## Start Data lines

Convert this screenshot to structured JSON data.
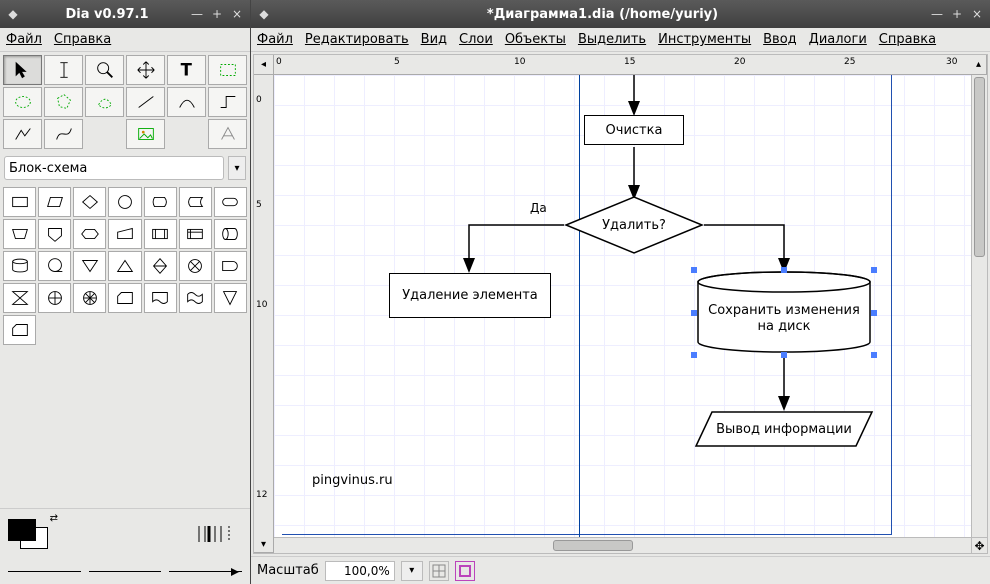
{
  "toolbox_window": {
    "title": "Dia v0.97.1",
    "menu": {
      "file": "Файл",
      "help": "Справка"
    },
    "sheet_name": "Блок-схема"
  },
  "canvas_window": {
    "title": "*Диаграмма1.dia (/home/yuriy)",
    "menu": {
      "file": "Файл",
      "edit": "Редактировать",
      "view": "Вид",
      "layers": "Слои",
      "objects": "Объекты",
      "select": "Выделить",
      "tools": "Инструменты",
      "input": "Ввод",
      "dialogs": "Диалоги",
      "help": "Справка"
    },
    "watermark": "pingvinus.ru",
    "hruler": [
      "0",
      "5",
      "10",
      "15",
      "20",
      "25",
      "30"
    ],
    "vruler": [
      "0",
      "5",
      "10",
      "12"
    ]
  },
  "diagram": {
    "process_clean": "Очистка",
    "decision_delete": "Удалить?",
    "decision_yes": "Да",
    "process_delete_elem": "Удаление элемента",
    "storage_save_line1": "Сохранить изменения",
    "storage_save_line2": "на диск",
    "output_info": "Вывод информации"
  },
  "status": {
    "zoom_label": "Масштаб",
    "zoom_value": "100,0%"
  }
}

## End Data lines

__Description of the task__
Give only the count of lines in this material that contain the string "title".

__Written solution__
2